Pull out from the material below all lines with "start".

---------- Material provided

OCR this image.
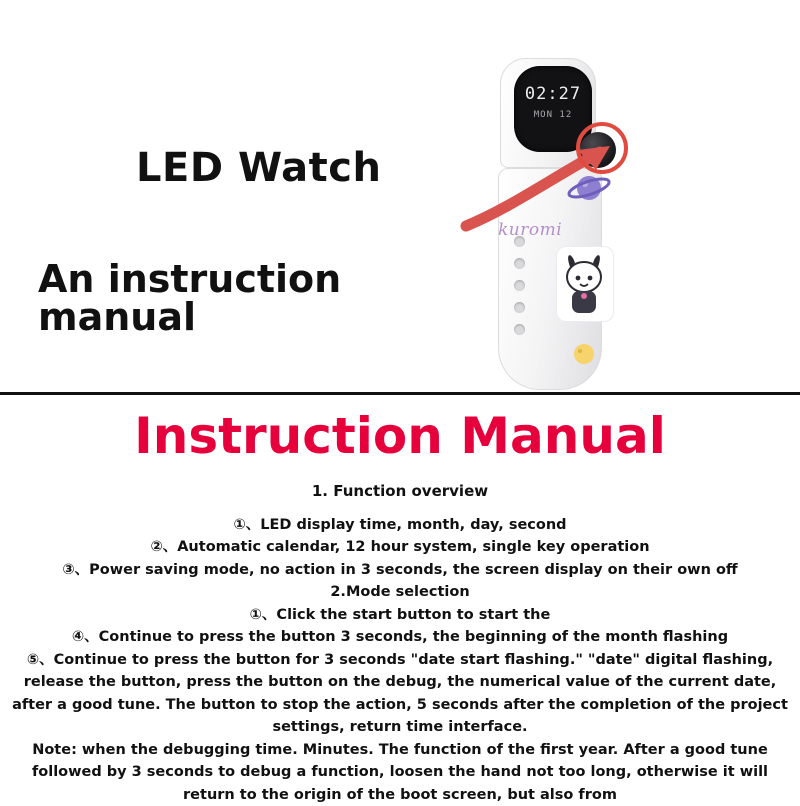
LED Watch
An instruction manual
02:27
MON 12
kuromi
Instruction Manual
1. Function overview
①、LED display time, month, day, second
②、Automatic calendar, 12 hour system, single key operation
③、Power saving mode, no action in 3 seconds, the screen display on their own off
2.Mode selection
①、Click the start button to start the
④、Continue to press the button 3 seconds, the beginning of the month flashing
⑤、Continue to press the button for 3 seconds "date start flashing." "date" digital flashing, release the button, press the button on the debug, the numerical value of the current date, after a good tune. The button to stop the action, 5 seconds after the completion of the project settings, return time interface.
Note: when the debugging time. Minutes. The function of the first year. After a good tune followed by 3 seconds to debug a function, loosen the hand not too long, otherwise it will return to the origin of the boot screen, but also from
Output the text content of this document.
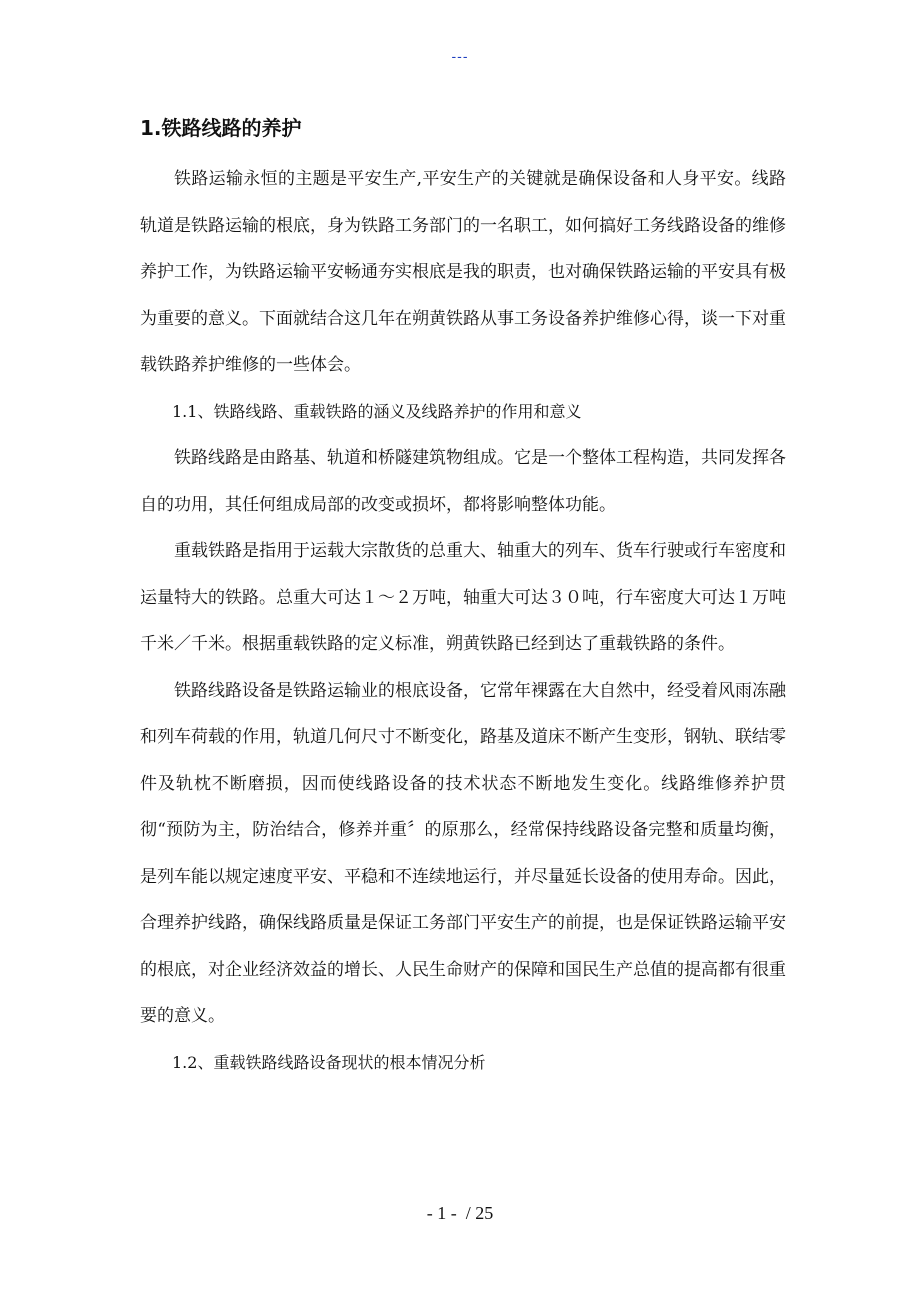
---
1.铁路线路的养护

铁路运输永恒的主题是平安生产,平安生产的关键就是确保设备和人身平安。线路轨道是铁路运输的根底，身为铁路工务部门的一名职工，如何搞好工务线路设备的维修养护工作，为铁路运输平安畅通夯实根底是我的职责，也对确保铁路运输的平安具有极为重要的意义。下面就结合这几年在朔黄铁路从事工务设备养护维修心得，谈一下对重载铁路养护维修的一些体会。

1.1、铁路线路、重载铁路的涵义及线路养护的作用和意义

铁路线路是由路基、轨道和桥隧建筑物组成。它是一个整体工程构造，共同发挥各自的功用，其任何组成局部的改变或损坏，都将影响整体功能。

重载铁路是指用于运载大宗散货的总重大、轴重大的列车、货车行驶或行车密度和运量特大的铁路。总重大可达１～２万吨，轴重大可达３０吨，行车密度大可达１万吨千米／千米。根据重载铁路的定义标准，朔黄铁路已经到达了重载铁路的条件。

铁路线路设备是铁路运输业的根底设备，它常年裸露在大自然中，经受着风雨冻融和列车荷载的作用，轨道几何尺寸不断变化，路基及道床不断产生变形，钢轨、联结零件及轨枕不断磨损，因而使线路设备的技术状态不断地发生变化。线路维修养护贯彻“预防为主，防治结合，修养并重〞的原那么，经常保持线路设备完整和质量均衡，是列车能以规定速度平安、平稳和不连续地运行，并尽量延长设备的使用寿命。因此，合理养护线路，确保线路质量是保证工务部门平安生产的前提，也是保证铁路运输平安的根底，对企业经济效益的增长、人民生命财产的保障和国民生产总值的提高都有很重要的意义。

1.2、重载铁路线路设备现状的根本情况分析

- 1 -  / 25
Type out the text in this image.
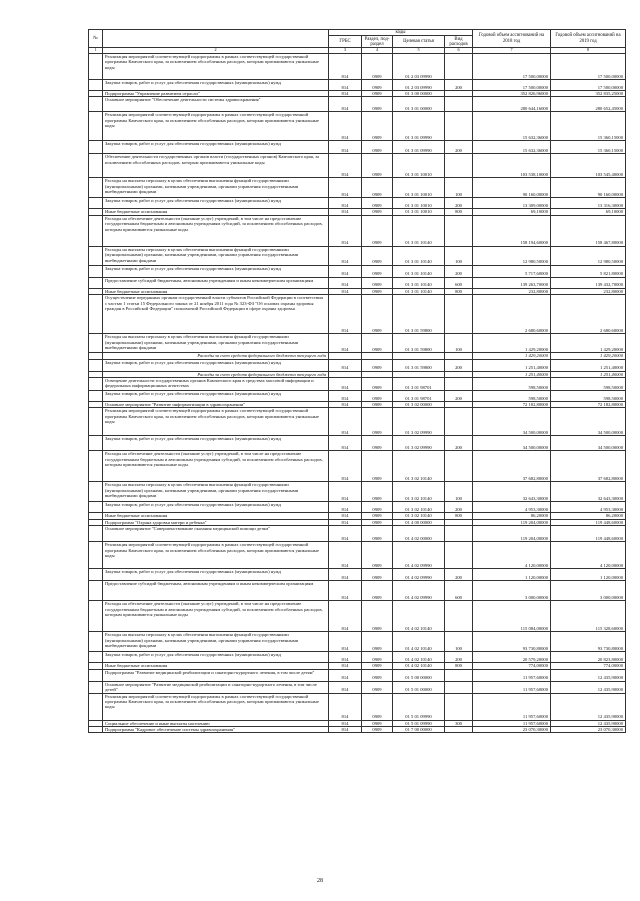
№		коды				Годовой объем ассигнований на 2018 год	Годовой объем ассигнований на 2019 год
		ГРБС	Раздел, под-раздел	Целевая статья	Вид расходов		
1	2	3	4	5	6	7	8
	Реализация мероприятий соответствующей подпрограммы в рамках соответствующей государственной программы Камчатского края, за исключением обособленных расходов, которым присваиваются уникальные коды	814	0909	01 2 03 09990		17 500,00000	17 500,00000
	Закупка товаров, работ и услуг для обеспечения государственных (муниципальных) нужд	814	0909	01 2 03 09990	200	17 500,00000	17 500,00000
	Подпрограмма "Управление развитием отрасли"	814	0909	01 3 00 00000		352 826,96000	352 835,25000
	Основное мероприятие "Обеспечение деятельности системы здравоохранения"	814	0909	01 3 01 00000		280 644,16000	280 652,45000
	Реализация мероприятий соответствующей подпрограммы в рамках соответствующей государственной программы Камчатского края, за исключением обособленных расходов, которым присваиваются уникальные коды	814	0909	01 3 01 09990		15 632,36000	15 360,15000
	Закупка товаров, работ и услуг для обеспечения государственных (муниципальных) нужд	814	0909	01 3 01 09990	200	15 632,36000	15 360,15000
	Обеспечение деятельности государственных органов власти (государственных органов) Камчатского края, за исключением обособленных расходов, которым присваиваются уникальные коды	814	0909	01 3 01 10010		103 538,10000	103 545,40000
	Расходы на выплаты персоналу в целях обеспечения выполнения функций государственными (муниципальными) органами, казенными учреждениями, органами управления государственными внебюджетными фондами	814	0909	01 3 01 10010	100	90 160,00000	90 160,00000
	Закупка товаров, работ и услуг для обеспечения государственных (муниципальных) нужд	814	0909	01 3 01 10010	200	13 309,00000	13 316,30000
	Иные бюджетные ассигнования	814	0909	01 3 01 10010	800	69,10000	69,10000
	Расходы на обеспечение деятельности (оказание услуг) учреждений, в том числе на предоставление государственным бюджетным и автономным учреждениям субсидий, за исключением обособленных расходов, которым присваиваются уникальные коды	814	0909	01 3 01 10140		158 194,60000	158 467,80000
	Расходы на выплаты персоналу в целях обеспечения выполнения функций государственными (муниципальными) органами, казенными учреждениями, органами управления государственными внебюджетными фондами	814	0909	01 3 01 10140	100	12 980,50000	12 980,50000
	Закупка товаров, работ и услуг для обеспечения государственных (муниципальных) нужд	814	0909	01 3 01 10140	200	5 717,60000	5 821,80000
	Предоставление субсидий бюджетным, автономным учреждениям и иным некоммерческим организациям	814	0909	01 3 01 10140	600	139 263,70000	139 432,70000
	Иные бюджетные ассигнования	814	0909	01 3 01 10140	800	232,80000	232,80000
	Осуществление переданных органам государственной власти субъектов Российской Федерации в соответствии с частью 1 статьи 15 Федерального закона от 21 ноября 2011 года № 323-ФЗ "Об основах охраны здоровья граждан в Российской Федерации" полномочий Российской Федерации в сфере охраны здоровья	814	0909	01 3 01 59800		2 680,60000	2 680,60000
	Расходы на выплаты персоналу в целях обеспечения выполнения функций государственными (муниципальными) органами, казенными учреждениями, органами управления государственными внебюджетными фондами	814	0909	01 3 01 59800	100	1 429,20000	1 429,20000
	Расходы за счет средств федерального бюджета текущего года					1 429,20000	1 429,20000
	Закупка товаров, работ и услуг для обеспечения государственных (муниципальных) нужд	814	0909	01 3 01 59800	200	1 251,40000	1 251,40000
	Расходы за счет средств федерального бюджета текущего года					1 251,40000	1 251,40000
	Освещение деятельности государственных органов Камчатского края в средствах массовой информации и федеральных информационных агентствах	814	0909	01 3 01 98701		598,50000	598,50000
	Закупка товаров, работ и услуг для обеспечения государственных (муниципальных) нужд	814	0909	01 3 01 98701	200	598,50000	598,50000
	Основное мероприятие "Развитие информатизации в здравоохранении"	814	0909	01 3 02 00000		72 182,80000	72 182,80000
	Реализация мероприятий соответствующей подпрограммы в рамках соответствующей государственной программы Камчатского края, за исключением обособленных расходов, которым присваиваются уникальные коды	814	0909	01 3 02 09990		34 500,00000	34 500,00000
	Закупка товаров, работ и услуг для обеспечения государственных (муниципальных) нужд	814	0909	01 3 02 09990	200	34 500,00000	34 500,00000
	Расходы на обеспечение деятельности (оказание услуг) учреждений, в том числе на предоставление государственным бюджетным и автономным учреждениям субсидий, за исключением обособленных расходов, которым присваиваются уникальные коды	814	0909	01 3 02 10140		37 682,80000	37 682,80000
	Расходы на выплаты персоналу в целях обеспечения выполнения функций государственными (муниципальными) органами, казенными учреждениями, органами управления государственными внебюджетными фондами	814	0909	01 3 02 10140	100	32 643,30000	32 643,30000
	Закупка товаров, работ и услуг для обеспечения государственных (муниципальных) нужд	814	0909	01 3 02 10140	200	4 953,30000	4 953,30000
	Иные бюджетные ассигнования	814	0909	01 3 02 10140	800	86,20000	86,20000
	Подпрограмма "Охрана здоровья матери и ребенка"	814	0909	01 4 00 00000		119 204,00000	119 448,60000
	Основное мероприятие "Совершенствование оказания медицинской помощи детям"	814	0909	01 4 02 00000		119 204,00000	119 448,60000
	Реализация мероприятий соответствующей подпрограммы в рамках соответствующей государственной программы Камчатского края, за исключением обособленных расходов, которым присваиваются уникальные коды	814	0909	01 4 02 09990		4 120,00000	4 120,00000
	Закупка товаров, работ и услуг для обеспечения государственных (муниципальных) нужд	814	0909	01 4 02 09990	200	1 120,00000	1 120,00000
	Предоставление субсидий бюджетным, автономным учреждениям и иным некоммерческим организациям	814	0909	01 4 02 09990	600	3 000,00000	3 000,00000
	Расходы на обеспечение деятельности (оказание услуг) учреждений, в том числе на предоставление государственным бюджетным и автономным учреждениям субсидий, за исключением обособленных расходов, которым присваиваются уникальные коды	814	0909	01 4 02 10140		115 084,00000	115 328,60000
	Расходы на выплаты персоналу в целях обеспечения выполнения функций государственными (муниципальными) органами, казенными учреждениями, органами управления государственными внебюджетными фондами	814	0909	01 4 02 10140	100	93 730,80000	93 730,80000
	Закупка товаров, работ и услуг для обеспечения государственных (муниципальных) нужд	814	0909	01 4 02 10140	200	20 579,20000	20 823,80000
	Иные бюджетные ассигнования	814	0909	01 4 02 10140	800	774,00000	774,00000
	Подпрограмма "Развитие медицинской реабилитации и санаторно-курортного лечения, в том числе детям"	814	0909	01 5 00 00000		11 957,60000	12 435,90000
	Основное мероприятие "Развитие медицинской реабилитации и санаторно-курортного лечения, в том числе детей"	814	0909	01 5 01 00000		11 957,60000	12 435,90000
	Реализация мероприятий соответствующей подпрограммы в рамках соответствующей государственной программы Камчатского края, за исключением обособленных расходов, которым присваиваются уникальные коды	814	0909	01 5 01 09990		11 957,60000	12 435,90000
	Социальное обеспечение и иные выплаты населению	814	0909	01 5 01 09990	300	11 957,60000	12 435,90000
	Подпрограмма "Кадровое обеспечение системы здравоохранения"	814	0909	01 7 00 00000		23 070,30000	23 070,30000
28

--------------------

* Reply *
①、Click the start button to start the
⑤、Continue to press the button for 3 seconds "date start flashing." "date" digital flashing, release the button, press the button on the debug, the numerical value of the current date, after a good tune. The button to stop the action, 5 seconds after the completion of the project settings, return time interface.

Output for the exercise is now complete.